Your task is to copy every line of this material exactly.

◆ ◆ ◆ ◆

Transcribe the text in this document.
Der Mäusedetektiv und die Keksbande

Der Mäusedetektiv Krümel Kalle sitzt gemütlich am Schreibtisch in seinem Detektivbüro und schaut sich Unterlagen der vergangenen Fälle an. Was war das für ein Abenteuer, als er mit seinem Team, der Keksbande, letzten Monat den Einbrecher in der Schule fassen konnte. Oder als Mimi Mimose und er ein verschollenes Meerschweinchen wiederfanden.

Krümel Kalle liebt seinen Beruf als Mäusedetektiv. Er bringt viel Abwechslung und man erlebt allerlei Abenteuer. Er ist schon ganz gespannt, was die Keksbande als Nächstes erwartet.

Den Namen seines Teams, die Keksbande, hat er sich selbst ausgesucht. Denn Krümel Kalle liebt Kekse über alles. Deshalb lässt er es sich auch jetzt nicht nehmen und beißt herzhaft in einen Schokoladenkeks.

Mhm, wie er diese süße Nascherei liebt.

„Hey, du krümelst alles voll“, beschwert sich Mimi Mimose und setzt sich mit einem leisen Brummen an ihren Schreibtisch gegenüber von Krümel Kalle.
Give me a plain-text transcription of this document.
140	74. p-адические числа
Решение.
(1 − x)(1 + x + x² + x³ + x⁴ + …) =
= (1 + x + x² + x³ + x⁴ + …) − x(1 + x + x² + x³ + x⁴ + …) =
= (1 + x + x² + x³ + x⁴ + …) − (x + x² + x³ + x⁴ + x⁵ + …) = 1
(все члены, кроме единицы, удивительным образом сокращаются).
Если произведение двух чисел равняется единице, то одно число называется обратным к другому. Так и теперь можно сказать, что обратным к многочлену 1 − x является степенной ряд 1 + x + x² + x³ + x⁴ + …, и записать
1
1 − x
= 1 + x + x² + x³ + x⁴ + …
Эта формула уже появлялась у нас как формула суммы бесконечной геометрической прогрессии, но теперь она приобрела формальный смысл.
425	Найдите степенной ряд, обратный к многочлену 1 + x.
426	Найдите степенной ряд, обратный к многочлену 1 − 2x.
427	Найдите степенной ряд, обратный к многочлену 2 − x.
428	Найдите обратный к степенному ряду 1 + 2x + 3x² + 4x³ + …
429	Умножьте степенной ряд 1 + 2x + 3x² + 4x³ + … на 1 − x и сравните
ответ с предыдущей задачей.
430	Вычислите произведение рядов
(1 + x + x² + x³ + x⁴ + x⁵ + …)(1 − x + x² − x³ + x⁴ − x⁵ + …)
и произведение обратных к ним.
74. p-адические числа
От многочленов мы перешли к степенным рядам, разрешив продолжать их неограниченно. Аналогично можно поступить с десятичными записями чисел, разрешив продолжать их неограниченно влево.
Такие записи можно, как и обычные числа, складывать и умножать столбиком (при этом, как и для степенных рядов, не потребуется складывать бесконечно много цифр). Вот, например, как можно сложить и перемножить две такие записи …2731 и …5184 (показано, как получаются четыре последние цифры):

◆ ◆ ◆ ◆

[EXPECTED ANSWER]:
Transcribe the text in this document.
Der Mäusedetektiv und die Keksbande

Der Mäusedetektiv Krümel Kalle sitzt gemütlich am Schreibtisch in seinem Detektivbüro und schaut sich Unterlagen der vergangenen Fälle an. Was war das für ein Abenteuer, als er mit seinem Team, der Keksbande, letzten Monat den Einbrecher in der Schule fassen konnte. Oder als Mimi Mimose und er ein verschollenes Meerschweinchen wiederfanden.

Krümel Kalle liebt seinen Beruf als Mäusedetektiv. Er bringt viel Abwechslung und man erlebt allerlei Abenteuer. Er ist schon ganz gespannt, was die Keksbande als Nächstes erwartet.

Den Namen seines Teams, die Keksbande, hat er sich selbst ausgesucht. Denn Krümel Kalle liebt Kekse über alles. Deshalb lässt er es sich auch jetzt nicht nehmen und beißt herzhaft in einen Schokoladenkeks.

Mhm, wie er diese süße Nascherei liebt.

„Hey, du krümelst alles voll“, beschwert sich Mimi Mimose und setzt sich mit einem leisen Brummen an ihren Schreibtisch gegenüber von Krümel Kalle.
Give me a plain-text transcription of this document.
140	74. p-адические числа
Решение.
(1 − x)(1 + x + x² + x³ + x⁴ + …) =
= (1 + x + x² + x³ + x⁴ + …) − x(1 + x + x² + x³ + x⁴ + …) =
= (1 + x + x² + x³ + x⁴ + …) − (x + x² + x³ + x⁴ + x⁵ + …) = 1
(все члены, кроме единицы, удивительным образом сокращаются).
Если произведение двух чисел равняется единице, то одно число называется обратным к другому. Так и теперь можно сказать, что обратным к многочлену 1 − x является степенной ряд 1 + x + x² + x³ + x⁴ + …, и записать
1
1 − x
= 1 + x + x² + x³ + x⁴ + …
Эта формула уже появлялась у нас как формула суммы бесконечной геометрической прогрессии, но теперь она приобрела формальный смысл.
425	Найдите степенной ряд, обратный к многочлену 1 + x.
426	Найдите степенной ряд, обратный к многочлену 1 − 2x.
427	Найдите степенной ряд, обратный к многочлену 2 − x.
428	Найдите обратный к степенному ряду 1 + 2x + 3x² + 4x³ + …
429	Умножьте степенной ряд 1 + 2x + 3x² + 4x³ + … на 1 − x и сравните
ответ с предыдущей задачей.
430	Вычислите произведение рядов
(1 + x + x² + x³ + x⁴ + x⁵ + …)(1 − x + x² − x³ + x⁴ − x⁵ + …)
и произведение обратных к ним.
74. p-адические числа
От многочленов мы перешли к степенным рядам, разрешив продолжать их неограниченно. Аналогично можно поступить с десятичными записями чисел, разрешив продолжать их неограниченно влево.
Такие записи можно, как и обычные числа, складывать и умножать столбиком (при этом, как и для степенных рядов, не потребуется складывать бесконечно много цифр). Вот, например, как можно сложить и перемножить две такие записи …2731 и …5184 (показано, как получаются четыре последние цифры):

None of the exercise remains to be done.